▶ **Provided entries**:
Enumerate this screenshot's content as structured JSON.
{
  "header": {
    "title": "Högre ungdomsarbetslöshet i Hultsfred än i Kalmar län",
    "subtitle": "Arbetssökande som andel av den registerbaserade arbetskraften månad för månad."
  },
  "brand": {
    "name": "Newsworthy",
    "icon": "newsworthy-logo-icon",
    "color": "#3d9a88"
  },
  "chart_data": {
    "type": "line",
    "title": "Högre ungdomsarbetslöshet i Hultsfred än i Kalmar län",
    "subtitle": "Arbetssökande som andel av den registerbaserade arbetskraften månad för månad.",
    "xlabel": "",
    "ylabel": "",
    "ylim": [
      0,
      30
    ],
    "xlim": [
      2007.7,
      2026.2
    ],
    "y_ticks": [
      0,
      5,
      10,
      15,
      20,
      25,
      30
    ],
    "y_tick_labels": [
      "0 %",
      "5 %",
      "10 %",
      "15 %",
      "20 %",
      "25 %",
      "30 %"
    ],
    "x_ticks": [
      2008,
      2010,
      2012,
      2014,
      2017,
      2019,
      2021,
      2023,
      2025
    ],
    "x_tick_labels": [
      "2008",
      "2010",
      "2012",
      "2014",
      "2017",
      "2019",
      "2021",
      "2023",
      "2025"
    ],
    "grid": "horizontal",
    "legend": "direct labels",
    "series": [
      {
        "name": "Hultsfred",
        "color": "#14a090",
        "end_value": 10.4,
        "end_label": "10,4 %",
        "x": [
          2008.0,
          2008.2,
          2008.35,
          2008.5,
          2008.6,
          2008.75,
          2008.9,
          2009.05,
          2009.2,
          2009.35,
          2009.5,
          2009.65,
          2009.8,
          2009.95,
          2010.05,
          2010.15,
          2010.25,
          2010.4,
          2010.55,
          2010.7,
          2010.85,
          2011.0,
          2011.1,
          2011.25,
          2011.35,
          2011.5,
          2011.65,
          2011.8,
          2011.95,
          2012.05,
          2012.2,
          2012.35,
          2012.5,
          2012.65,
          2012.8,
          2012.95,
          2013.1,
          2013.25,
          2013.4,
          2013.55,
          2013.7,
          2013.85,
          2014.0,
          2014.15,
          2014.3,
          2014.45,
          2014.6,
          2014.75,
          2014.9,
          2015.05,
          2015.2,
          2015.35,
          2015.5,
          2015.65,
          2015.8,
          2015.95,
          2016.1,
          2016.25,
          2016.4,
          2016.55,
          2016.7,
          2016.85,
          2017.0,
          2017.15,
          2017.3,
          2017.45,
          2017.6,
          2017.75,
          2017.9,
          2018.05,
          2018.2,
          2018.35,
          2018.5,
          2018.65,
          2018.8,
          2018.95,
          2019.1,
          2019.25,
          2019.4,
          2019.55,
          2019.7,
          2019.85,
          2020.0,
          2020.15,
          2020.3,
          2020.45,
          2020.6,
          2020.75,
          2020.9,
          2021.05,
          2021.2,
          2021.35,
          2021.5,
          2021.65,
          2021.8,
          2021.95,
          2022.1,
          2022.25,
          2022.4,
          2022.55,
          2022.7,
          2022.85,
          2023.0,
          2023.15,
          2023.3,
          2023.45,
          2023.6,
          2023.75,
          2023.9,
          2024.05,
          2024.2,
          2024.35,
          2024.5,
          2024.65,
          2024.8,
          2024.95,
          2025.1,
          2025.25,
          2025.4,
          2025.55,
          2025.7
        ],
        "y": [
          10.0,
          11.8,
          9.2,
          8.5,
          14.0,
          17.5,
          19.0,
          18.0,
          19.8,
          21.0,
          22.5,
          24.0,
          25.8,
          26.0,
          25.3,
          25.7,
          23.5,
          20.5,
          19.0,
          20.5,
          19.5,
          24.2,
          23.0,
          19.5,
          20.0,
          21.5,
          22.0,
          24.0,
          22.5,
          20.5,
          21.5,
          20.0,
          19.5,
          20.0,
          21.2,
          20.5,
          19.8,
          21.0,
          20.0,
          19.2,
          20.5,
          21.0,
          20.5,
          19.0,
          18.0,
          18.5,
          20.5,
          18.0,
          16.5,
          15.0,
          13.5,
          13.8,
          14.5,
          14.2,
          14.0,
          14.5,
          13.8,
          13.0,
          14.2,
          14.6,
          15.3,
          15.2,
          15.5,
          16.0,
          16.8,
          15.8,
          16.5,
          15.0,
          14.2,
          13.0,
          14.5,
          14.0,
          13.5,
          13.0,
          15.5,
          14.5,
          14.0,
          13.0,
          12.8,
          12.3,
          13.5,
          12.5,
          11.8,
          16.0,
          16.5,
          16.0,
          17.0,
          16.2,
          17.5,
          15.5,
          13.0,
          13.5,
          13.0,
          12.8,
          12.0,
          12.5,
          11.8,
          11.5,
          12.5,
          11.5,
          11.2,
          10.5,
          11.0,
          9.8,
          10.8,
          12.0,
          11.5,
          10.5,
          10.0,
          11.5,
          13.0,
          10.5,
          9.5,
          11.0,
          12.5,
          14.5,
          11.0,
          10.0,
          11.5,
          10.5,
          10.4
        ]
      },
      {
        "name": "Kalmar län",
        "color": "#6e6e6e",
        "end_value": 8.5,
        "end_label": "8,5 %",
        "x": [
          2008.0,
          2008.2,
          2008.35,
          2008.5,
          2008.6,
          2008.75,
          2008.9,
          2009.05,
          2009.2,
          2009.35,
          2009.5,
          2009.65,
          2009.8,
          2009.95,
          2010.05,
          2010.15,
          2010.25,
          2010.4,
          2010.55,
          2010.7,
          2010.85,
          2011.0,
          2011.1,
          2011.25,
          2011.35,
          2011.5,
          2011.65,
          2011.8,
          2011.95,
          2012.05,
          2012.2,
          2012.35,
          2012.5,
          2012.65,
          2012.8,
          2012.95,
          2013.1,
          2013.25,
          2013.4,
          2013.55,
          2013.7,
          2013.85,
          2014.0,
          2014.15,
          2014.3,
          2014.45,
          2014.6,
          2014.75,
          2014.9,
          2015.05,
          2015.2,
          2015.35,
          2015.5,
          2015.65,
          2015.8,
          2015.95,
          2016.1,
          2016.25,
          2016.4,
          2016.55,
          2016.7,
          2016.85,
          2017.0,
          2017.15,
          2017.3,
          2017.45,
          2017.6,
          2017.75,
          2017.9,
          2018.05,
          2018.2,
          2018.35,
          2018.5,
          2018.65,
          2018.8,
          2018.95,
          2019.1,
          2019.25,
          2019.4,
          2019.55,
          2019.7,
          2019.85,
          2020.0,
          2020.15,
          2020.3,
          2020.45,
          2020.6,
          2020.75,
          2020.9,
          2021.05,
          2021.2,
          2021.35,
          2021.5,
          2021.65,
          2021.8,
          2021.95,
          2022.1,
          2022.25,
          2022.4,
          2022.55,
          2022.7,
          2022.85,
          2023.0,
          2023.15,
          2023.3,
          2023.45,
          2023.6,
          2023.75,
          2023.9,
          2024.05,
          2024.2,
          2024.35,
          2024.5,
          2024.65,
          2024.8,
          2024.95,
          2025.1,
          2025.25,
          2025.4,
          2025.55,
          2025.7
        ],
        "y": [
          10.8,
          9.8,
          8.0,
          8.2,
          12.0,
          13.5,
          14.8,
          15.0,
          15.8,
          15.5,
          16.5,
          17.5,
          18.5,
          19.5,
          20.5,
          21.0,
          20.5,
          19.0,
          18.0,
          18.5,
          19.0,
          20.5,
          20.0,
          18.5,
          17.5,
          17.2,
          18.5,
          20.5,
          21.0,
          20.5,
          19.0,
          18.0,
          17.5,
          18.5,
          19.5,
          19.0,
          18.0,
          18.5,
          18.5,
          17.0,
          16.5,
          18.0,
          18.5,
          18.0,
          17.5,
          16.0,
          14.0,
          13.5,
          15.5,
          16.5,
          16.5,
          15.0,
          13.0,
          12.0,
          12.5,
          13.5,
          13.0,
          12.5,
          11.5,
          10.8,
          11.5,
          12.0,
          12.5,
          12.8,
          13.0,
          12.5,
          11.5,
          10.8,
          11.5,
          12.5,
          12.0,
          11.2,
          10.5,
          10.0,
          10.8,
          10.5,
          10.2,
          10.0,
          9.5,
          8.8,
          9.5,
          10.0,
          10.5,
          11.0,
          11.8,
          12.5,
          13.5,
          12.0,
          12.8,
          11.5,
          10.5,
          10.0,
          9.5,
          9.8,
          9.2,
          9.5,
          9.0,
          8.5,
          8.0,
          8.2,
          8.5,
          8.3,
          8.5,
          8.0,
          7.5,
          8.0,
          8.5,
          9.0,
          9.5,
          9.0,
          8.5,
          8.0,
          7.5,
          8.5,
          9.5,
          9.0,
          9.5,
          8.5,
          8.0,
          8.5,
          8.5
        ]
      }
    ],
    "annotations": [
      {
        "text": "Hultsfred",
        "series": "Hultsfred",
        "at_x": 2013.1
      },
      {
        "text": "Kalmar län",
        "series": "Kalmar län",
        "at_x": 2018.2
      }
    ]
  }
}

▶ **Work to do**: Only lines with "registerbaserade" are wanted here; list each of them.

▶ **Complete response**:
    "subtitle": "Arbetssökande som andel av den registerbaserade arbetskraften månad för månad."
    "subtitle": "Arbetssökande som andel av den registerbaserade arbetskraften månad för månad.",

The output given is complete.